(Recorded data)
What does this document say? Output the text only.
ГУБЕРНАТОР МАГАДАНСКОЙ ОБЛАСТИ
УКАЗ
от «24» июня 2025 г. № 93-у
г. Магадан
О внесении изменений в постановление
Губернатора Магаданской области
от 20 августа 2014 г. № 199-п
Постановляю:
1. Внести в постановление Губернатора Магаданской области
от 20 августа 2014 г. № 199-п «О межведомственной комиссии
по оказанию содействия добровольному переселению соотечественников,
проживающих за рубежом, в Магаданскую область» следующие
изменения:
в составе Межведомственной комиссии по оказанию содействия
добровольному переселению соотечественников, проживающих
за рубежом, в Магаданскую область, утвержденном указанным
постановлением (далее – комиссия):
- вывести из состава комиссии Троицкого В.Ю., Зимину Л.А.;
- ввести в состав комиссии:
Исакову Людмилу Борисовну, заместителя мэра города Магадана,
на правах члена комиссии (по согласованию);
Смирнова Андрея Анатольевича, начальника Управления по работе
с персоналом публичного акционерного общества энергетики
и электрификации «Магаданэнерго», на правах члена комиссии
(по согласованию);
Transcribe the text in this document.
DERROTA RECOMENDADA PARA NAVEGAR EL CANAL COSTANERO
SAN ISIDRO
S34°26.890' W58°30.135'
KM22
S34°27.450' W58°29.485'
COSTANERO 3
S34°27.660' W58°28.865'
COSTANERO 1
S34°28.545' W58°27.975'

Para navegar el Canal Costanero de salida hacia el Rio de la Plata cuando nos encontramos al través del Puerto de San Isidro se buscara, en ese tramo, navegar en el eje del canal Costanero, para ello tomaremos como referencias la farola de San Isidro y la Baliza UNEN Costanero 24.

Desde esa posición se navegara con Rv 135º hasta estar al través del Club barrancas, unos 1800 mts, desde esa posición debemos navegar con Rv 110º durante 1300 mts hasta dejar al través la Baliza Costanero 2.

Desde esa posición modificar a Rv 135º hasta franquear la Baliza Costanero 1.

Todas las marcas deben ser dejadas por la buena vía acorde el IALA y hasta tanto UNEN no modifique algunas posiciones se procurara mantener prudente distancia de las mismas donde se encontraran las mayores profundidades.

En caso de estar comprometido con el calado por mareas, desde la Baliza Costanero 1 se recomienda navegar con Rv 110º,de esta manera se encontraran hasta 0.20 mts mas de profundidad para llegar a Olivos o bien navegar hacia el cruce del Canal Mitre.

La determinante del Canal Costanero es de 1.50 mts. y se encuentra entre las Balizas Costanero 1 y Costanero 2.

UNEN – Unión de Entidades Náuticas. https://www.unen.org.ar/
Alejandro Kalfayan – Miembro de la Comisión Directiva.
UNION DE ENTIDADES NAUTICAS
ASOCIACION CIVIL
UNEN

Exercise description: All lines in the data that contain the word "document" should be copied.

Answer:
What does this document say? Output the text only.
Transcribe the text in this document.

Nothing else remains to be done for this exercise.